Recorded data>
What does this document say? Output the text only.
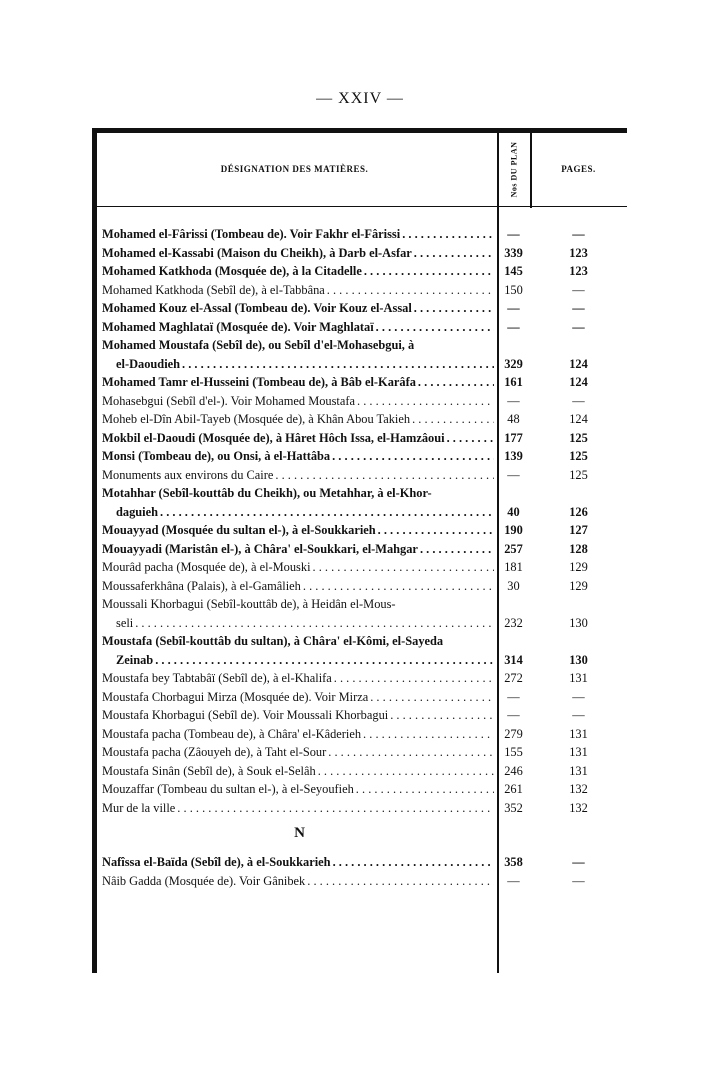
— XXIV —
DÉSIGNATION DES MATIÈRES.	Nos DU PLAN	PAGES.
Mohamed el-Fârissi (Tombeau de). Voir Fakhr el-Fârissi . . .	—	—
Mohamed el-Kassabi (Maison du Cheikh), à Darb el-Asfar . . .	339	123
Mohamed Katkhoda (Mosquée de), à la Citadelle . . .	145	123
Mohamed Katkhoda (Sebîl de), à el-Tabbâna . . .	150	—
Mohamed Kouz el-Assal (Tombeau de). Voir Kouz el-Assal . . .	—	—
Mohamed Maghlataï (Mosquée de). Voir Maghlataï . . .	—	—
Mohamed Moustafa (Sebîl de), ou Sebîl d'el-Mohasebgui, à
el-Daoudieh . . .	329	124
Mohamed Tamr el-Husseini (Tombeau de), à Bâb el-Karâfa . . .	161	124
Mohasebgui (Sebîl d'el-). Voir Mohamed Moustafa . . .	—	—
Moheb el-Dîn Abil-Tayeb (Mosquée de), à Khân Abou Takieh . . .	48	124
Mokbil el-Daoudi (Mosquée de), à Hâret Hôch Issa, el-Hamzâoui . . .	177	125
Monsi (Tombeau de), ou Onsi, à el-Hattâba . . .	139	125
Monuments aux environs du Caire . . .	—	125
Motahhar (Sebîl-kouttâb du Cheikh), ou Metahhar, à el-Khor-
daguieh . . .	40	126
Mouayyad (Mosquée du sultan el-), à el-Soukkarieh . . .	190	127
Mouayyadi (Maristân el-), à Châra' el-Soukkari, el-Mahgar . . .	257	128
Mourâd pacha (Mosquée de), à el-Mouski . . .	181	129
Moussaferkhâna (Palais), à el-Gamâlieh . . .	30	129
Moussali Khorbagui (Sebîl-kouttâb de), à Heidân el-Mous-
seli . . .	232	130
Moustafa (Sebîl-kouttâb du sultan), à Châra' el-Kômi, el-Sayeda
Zeinab . . .	314	130
Moustafa bey Tabtabâï (Sebîl de), à el-Khalifa . . .	272	131
Moustafa Chorbagui Mirza (Mosquée de). Voir Mirza . . .	—	—
Moustafa Khorbagui (Sebîl de). Voir Moussali Khorbagui . . .	—	—
Moustafa pacha (Tombeau de), à Châra' el-Kâderieh . . .	279	131
Moustafa pacha (Zâouyeh de), à Taht el-Sour . . .	155	131
Moustafa Sinân (Sebîl de), à Souk el-Selâh . . .	246	131
Mouzaffar (Tombeau du sultan el-), à el-Seyoufieh . . .	261	132
Mur de la ville . . .	352	132
N
Nafîssa el-Baïda (Sebîl de), à el-Soukkarieh . . .	358	—
Nâib Gadda (Mosquée de). Voir Gânibek . . .	—	—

PROBLEM DESCRIPTION>
All of the records above must be copied exactly, except for the pictures.

TASK RESULT>
What does this document say? Output the text only.
— XXIV —
DÉSIGNATION DES MATIÈRES.	Nos DU PLAN	PAGES.
Mohamed el-Fârissi (Tombeau de). Voir Fakhr el-Fârissi . . .	—	—
Mohamed el-Kassabi (Maison du Cheikh), à Darb el-Asfar . . .	339	123
Mohamed Katkhoda (Mosquée de), à la Citadelle . . .	145	123
Mohamed Katkhoda (Sebîl de), à el-Tabbâna . . .	150	—
Mohamed Kouz el-Assal (Tombeau de). Voir Kouz el-Assal . . .	—	—
Mohamed Maghlataï (Mosquée de). Voir Maghlataï . . .	—	—
Mohamed Moustafa (Sebîl de), ou Sebîl d'el-Mohasebgui, à
el-Daoudieh . . .	329	124
Mohamed Tamr el-Husseini (Tombeau de), à Bâb el-Karâfa . . .	161	124
Mohasebgui (Sebîl d'el-). Voir Mohamed Moustafa . . .	—	—
Moheb el-Dîn Abil-Tayeb (Mosquée de), à Khân Abou Takieh . . .	48	124
Mokbil el-Daoudi (Mosquée de), à Hâret Hôch Issa, el-Hamzâoui . . .	177	125
Monsi (Tombeau de), ou Onsi, à el-Hattâba . . .	139	125
Monuments aux environs du Caire . . .	—	125
Motahhar (Sebîl-kouttâb du Cheikh), ou Metahhar, à el-Khor-
daguieh . . .	40	126
Mouayyad (Mosquée du sultan el-), à el-Soukkarieh . . .	190	127
Mouayyadi (Maristân el-), à Châra' el-Soukkari, el-Mahgar . . .	257	128
Mourâd pacha (Mosquée de), à el-Mouski . . .	181	129
Moussaferkhâna (Palais), à el-Gamâlieh . . .	30	129
Moussali Khorbagui (Sebîl-kouttâb de), à Heidân el-Mous-
seli . . .	232	130
Moustafa (Sebîl-kouttâb du sultan), à Châra' el-Kômi, el-Sayeda
Zeinab . . .	314	130
Moustafa bey Tabtabâï (Sebîl de), à el-Khalifa . . .	272	131
Moustafa Chorbagui Mirza (Mosquée de). Voir Mirza . . .	—	—
Moustafa Khorbagui (Sebîl de). Voir Moussali Khorbagui . . .	—	—
Moustafa pacha (Tombeau de), à Châra' el-Kâderieh . . .	279	131
Moustafa pacha (Zâouyeh de), à Taht el-Sour . . .	155	131
Moustafa Sinân (Sebîl de), à Souk el-Selâh . . .	246	131
Mouzaffar (Tombeau du sultan el-), à el-Seyoufieh . . .	261	132
Mur de la ville . . .	352	132
N
Nafîssa el-Baïda (Sebîl de), à el-Soukkarieh . . .	358	—
Nâib Gadda (Mosquée de). Voir Gânibek . . .	—	—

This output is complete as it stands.